* Brief *
Locate each line in the data below that contains the string "results", and copy those lines. The match is case-sensitive.

[Records from a dataset]
◇ ◇ ◇ ◇ ◇ ◇ ◇

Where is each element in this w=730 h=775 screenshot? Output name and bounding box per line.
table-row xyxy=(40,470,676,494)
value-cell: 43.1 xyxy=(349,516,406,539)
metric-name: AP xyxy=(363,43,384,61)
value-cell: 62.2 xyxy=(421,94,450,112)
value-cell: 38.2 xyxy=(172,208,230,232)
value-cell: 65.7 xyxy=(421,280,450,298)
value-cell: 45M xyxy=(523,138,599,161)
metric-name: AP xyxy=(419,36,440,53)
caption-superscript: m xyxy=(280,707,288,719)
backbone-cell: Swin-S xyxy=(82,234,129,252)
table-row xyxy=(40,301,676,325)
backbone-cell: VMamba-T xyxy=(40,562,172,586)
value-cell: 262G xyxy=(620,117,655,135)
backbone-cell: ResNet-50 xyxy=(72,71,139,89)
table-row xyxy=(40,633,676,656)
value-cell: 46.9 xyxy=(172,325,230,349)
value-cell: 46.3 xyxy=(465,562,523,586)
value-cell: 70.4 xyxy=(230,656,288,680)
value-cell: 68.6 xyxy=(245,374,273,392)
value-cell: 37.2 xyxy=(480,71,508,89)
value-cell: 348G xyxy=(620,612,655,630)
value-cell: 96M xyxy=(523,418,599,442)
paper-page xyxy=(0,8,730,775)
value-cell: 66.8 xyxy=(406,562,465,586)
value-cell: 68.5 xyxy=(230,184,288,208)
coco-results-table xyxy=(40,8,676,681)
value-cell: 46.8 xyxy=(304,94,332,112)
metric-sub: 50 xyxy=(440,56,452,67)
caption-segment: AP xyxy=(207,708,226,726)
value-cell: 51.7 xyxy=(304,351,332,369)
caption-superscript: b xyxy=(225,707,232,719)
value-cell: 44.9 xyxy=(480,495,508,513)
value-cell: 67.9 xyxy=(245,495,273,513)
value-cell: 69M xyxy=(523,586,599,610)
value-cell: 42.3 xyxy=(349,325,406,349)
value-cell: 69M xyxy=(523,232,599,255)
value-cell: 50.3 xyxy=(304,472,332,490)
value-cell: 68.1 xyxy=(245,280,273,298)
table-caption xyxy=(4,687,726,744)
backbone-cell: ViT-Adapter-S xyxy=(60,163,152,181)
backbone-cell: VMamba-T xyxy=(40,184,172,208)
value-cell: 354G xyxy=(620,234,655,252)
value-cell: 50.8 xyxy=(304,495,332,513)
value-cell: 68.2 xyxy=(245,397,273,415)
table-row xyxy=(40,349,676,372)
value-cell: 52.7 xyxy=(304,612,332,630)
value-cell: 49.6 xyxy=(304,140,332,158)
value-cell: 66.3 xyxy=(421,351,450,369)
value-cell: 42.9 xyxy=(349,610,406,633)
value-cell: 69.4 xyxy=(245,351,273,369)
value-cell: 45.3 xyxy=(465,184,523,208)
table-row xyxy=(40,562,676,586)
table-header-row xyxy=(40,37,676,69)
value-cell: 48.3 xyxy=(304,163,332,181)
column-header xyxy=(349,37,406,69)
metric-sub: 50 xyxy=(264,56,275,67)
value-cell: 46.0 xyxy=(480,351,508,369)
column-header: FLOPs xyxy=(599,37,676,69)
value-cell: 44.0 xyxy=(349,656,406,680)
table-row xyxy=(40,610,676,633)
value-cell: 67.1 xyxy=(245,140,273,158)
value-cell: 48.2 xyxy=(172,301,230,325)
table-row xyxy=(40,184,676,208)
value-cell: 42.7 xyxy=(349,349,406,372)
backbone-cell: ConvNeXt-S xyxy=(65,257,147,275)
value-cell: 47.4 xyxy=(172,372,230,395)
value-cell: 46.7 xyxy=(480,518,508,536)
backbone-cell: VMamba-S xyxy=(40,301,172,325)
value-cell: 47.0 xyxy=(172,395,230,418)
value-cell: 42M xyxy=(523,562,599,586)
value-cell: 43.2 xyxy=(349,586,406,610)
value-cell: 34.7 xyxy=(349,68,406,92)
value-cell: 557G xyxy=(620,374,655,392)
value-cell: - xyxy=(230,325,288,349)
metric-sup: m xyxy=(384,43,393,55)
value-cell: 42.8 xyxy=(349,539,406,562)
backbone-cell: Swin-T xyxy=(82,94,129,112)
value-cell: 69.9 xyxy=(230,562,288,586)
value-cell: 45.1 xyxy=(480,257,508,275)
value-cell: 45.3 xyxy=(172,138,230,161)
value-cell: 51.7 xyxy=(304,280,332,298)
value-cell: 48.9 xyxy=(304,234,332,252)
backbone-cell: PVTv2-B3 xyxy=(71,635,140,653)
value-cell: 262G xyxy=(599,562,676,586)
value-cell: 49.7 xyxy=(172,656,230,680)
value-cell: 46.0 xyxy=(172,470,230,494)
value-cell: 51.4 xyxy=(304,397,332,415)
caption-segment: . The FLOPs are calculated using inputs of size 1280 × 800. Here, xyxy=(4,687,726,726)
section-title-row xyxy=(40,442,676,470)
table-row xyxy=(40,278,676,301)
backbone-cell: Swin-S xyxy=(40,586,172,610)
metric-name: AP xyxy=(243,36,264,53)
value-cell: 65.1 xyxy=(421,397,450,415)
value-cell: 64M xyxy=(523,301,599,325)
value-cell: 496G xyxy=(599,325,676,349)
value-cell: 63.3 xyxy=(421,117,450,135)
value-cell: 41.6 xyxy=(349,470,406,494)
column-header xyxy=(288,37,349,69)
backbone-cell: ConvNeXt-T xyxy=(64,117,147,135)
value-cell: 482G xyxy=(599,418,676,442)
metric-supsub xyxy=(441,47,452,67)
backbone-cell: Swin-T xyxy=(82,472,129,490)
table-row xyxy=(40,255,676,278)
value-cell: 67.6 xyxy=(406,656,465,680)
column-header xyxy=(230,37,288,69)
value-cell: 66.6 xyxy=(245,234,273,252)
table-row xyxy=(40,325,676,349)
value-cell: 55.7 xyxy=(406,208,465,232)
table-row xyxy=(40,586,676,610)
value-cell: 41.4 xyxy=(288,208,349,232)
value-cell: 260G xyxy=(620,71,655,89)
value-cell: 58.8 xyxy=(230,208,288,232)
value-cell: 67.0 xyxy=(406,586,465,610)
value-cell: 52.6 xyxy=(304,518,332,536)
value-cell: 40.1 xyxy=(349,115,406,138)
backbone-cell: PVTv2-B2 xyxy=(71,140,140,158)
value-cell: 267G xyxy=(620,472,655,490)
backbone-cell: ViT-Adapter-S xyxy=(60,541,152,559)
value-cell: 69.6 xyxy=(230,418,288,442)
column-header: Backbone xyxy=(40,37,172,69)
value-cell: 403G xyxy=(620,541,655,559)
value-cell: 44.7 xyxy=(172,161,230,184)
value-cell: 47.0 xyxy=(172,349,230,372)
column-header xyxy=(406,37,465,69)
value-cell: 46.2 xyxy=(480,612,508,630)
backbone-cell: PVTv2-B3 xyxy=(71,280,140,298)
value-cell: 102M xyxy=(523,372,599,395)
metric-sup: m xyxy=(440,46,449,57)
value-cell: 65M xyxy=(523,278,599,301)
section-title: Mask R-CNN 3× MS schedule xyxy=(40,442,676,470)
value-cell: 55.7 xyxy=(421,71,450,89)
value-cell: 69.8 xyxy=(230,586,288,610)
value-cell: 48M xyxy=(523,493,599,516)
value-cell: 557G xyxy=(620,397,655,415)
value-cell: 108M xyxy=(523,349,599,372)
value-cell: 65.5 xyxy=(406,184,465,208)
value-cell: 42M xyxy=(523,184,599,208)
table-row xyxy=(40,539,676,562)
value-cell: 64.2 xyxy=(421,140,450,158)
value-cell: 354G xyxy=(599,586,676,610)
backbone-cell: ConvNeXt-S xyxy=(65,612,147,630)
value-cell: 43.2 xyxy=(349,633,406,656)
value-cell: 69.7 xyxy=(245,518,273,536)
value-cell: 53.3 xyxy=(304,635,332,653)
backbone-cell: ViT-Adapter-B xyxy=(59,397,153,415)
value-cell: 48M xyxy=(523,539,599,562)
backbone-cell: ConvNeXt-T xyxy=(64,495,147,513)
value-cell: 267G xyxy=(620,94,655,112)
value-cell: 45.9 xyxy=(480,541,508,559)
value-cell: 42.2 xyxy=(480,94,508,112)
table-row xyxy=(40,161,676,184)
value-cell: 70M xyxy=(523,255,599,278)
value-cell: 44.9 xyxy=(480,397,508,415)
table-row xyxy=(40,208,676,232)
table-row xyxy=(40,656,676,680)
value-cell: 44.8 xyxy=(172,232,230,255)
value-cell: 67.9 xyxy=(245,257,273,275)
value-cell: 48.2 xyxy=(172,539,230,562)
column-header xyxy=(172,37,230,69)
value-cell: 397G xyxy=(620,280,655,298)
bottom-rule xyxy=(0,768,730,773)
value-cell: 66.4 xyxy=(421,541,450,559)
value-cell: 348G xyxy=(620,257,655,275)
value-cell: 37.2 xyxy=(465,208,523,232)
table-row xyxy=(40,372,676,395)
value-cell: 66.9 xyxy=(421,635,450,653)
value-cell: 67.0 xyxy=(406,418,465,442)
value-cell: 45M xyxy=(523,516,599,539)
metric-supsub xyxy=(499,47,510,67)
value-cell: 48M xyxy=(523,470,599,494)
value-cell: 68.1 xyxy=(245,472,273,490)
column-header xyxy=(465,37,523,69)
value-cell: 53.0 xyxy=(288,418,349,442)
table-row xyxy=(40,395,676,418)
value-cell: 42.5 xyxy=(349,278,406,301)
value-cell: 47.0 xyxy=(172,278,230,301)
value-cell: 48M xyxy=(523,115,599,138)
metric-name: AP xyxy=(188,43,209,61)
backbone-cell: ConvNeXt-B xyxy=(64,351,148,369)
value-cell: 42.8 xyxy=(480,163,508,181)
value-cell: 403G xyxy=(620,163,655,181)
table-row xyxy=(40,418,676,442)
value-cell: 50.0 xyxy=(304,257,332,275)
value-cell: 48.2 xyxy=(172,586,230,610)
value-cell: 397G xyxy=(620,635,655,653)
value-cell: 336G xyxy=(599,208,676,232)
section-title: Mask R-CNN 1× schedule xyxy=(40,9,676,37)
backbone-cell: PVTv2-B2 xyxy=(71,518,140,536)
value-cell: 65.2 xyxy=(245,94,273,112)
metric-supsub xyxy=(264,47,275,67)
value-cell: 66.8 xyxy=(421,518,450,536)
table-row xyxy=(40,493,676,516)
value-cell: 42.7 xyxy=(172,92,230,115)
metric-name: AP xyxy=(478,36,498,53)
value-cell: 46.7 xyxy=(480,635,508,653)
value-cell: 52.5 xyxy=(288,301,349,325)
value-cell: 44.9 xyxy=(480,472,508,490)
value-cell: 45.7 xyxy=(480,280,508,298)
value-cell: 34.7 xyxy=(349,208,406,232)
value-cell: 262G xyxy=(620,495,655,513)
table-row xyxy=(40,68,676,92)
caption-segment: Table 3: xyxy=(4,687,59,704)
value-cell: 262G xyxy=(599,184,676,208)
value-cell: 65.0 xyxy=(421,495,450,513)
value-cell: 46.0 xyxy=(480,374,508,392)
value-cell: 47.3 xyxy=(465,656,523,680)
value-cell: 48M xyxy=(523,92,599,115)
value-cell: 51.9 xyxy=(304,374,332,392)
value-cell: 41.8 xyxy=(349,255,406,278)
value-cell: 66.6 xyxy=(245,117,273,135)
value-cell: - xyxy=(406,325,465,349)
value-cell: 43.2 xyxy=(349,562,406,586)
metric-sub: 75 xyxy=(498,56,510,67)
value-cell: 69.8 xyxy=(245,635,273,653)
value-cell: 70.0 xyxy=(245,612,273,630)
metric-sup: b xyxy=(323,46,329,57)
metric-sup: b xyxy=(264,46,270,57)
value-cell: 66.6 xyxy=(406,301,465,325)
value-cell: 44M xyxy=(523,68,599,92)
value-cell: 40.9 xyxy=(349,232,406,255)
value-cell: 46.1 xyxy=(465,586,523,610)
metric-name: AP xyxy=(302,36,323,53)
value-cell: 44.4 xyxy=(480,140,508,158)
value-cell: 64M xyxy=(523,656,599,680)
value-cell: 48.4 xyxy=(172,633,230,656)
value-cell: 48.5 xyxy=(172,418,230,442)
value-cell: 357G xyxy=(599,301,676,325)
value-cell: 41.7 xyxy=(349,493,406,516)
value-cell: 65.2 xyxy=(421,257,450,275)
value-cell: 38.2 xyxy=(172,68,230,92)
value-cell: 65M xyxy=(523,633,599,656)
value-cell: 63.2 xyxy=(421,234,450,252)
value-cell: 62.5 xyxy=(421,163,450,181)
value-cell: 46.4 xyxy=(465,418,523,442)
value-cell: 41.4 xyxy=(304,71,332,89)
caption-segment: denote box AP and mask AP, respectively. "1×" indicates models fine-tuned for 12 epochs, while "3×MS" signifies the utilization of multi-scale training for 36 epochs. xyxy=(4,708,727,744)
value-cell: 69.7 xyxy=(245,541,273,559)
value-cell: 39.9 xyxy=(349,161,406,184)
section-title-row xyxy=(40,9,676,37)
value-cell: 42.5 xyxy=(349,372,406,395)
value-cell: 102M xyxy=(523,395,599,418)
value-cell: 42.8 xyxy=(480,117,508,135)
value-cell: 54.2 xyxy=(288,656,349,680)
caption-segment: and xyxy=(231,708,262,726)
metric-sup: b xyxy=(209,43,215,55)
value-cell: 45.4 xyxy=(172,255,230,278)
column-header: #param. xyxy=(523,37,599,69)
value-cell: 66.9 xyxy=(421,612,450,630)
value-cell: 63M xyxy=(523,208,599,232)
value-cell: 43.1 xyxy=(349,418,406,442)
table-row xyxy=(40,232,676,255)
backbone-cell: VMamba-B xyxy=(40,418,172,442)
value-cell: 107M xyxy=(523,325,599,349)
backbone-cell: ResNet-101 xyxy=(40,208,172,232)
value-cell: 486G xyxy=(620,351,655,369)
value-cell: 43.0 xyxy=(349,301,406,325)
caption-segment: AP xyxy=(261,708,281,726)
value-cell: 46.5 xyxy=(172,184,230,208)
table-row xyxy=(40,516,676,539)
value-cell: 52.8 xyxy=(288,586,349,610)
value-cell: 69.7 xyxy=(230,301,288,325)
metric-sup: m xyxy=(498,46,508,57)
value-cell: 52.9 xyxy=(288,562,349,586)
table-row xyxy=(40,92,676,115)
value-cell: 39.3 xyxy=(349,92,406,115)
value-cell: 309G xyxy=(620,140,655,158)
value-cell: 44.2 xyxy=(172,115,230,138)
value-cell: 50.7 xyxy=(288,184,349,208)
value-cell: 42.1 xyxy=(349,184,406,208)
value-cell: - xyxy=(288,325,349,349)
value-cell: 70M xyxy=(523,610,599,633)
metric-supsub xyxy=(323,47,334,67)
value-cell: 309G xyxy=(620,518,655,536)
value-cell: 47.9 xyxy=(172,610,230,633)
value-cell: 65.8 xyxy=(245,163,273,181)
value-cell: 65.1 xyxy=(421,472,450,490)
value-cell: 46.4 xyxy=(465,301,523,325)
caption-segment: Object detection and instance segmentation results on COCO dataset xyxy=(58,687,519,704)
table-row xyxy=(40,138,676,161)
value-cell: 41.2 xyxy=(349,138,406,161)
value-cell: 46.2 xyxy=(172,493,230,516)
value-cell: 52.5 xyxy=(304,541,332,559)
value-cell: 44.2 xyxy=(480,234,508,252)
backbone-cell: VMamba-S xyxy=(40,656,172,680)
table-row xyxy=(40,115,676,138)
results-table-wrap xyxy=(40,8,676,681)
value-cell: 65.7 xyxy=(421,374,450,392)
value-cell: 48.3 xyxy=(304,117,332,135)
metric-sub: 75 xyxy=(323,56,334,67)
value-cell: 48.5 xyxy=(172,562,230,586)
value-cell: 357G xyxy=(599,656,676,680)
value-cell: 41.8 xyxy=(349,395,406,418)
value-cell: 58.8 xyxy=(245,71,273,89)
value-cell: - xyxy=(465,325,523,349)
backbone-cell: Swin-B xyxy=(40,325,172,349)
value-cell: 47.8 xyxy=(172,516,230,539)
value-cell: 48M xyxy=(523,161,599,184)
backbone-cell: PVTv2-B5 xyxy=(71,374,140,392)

◇ ◇ ◇ ◇ ◇ ◇ ◇

* Written solution *
coco-results-table xyxy=(40,8,676,681)
caption-segment: Object detection and instance segmentation results on COCO dataset xyxy=(58,687,519,704)
results-table-wrap xyxy=(40,8,676,681)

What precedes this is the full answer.